• _RAW RECORDS_
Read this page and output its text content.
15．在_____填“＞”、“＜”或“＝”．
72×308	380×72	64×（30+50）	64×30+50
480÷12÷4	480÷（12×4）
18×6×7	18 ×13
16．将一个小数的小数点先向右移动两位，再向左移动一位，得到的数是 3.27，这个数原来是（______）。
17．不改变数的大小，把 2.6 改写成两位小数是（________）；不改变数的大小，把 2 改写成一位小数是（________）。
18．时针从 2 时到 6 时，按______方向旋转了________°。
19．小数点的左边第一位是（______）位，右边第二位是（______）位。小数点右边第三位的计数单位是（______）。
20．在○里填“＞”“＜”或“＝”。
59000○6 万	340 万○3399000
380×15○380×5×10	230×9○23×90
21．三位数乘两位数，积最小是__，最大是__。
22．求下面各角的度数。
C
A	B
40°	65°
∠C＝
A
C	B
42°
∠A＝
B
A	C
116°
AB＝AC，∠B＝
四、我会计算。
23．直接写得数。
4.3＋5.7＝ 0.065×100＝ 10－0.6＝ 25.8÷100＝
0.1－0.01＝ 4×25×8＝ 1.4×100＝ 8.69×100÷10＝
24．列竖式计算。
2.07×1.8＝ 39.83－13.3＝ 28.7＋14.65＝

• _AIM OF THE EXERCISE_
Pull out each record as written and restate it exactly.

• _FINISHED ANSWER_
Read this page and output its text content.
15．在_____填“＞”、“＜”或“＝”．
72×308	380×72	64×（30+50）	64×30+50
480÷12÷4	480÷（12×4）
18×6×7	18 ×13
16．将一个小数的小数点先向右移动两位，再向左移动一位，得到的数是 3.27，这个数原来是（______）。
17．不改变数的大小，把 2.6 改写成两位小数是（________）；不改变数的大小，把 2 改写成一位小数是（________）。
18．时针从 2 时到 6 时，按______方向旋转了________°。
19．小数点的左边第一位是（______）位，右边第二位是（______）位。小数点右边第三位的计数单位是（______）。
20．在○里填“＞”“＜”或“＝”。
59000○6 万	340 万○3399000
380×15○380×5×10	230×9○23×90
21．三位数乘两位数，积最小是__，最大是__。
22．求下面各角的度数。
C
A	B
40°	65°
∠C＝
A
C	B
42°
∠A＝
B
A	C
116°
AB＝AC，∠B＝
四、我会计算。
23．直接写得数。
4.3＋5.7＝ 0.065×100＝ 10－0.6＝ 25.8÷100＝
0.1－0.01＝ 4×25×8＝ 1.4×100＝ 8.69×100÷10＝
24．列竖式计算。
2.07×1.8＝ 39.83－13.3＝ 28.7＋14.65＝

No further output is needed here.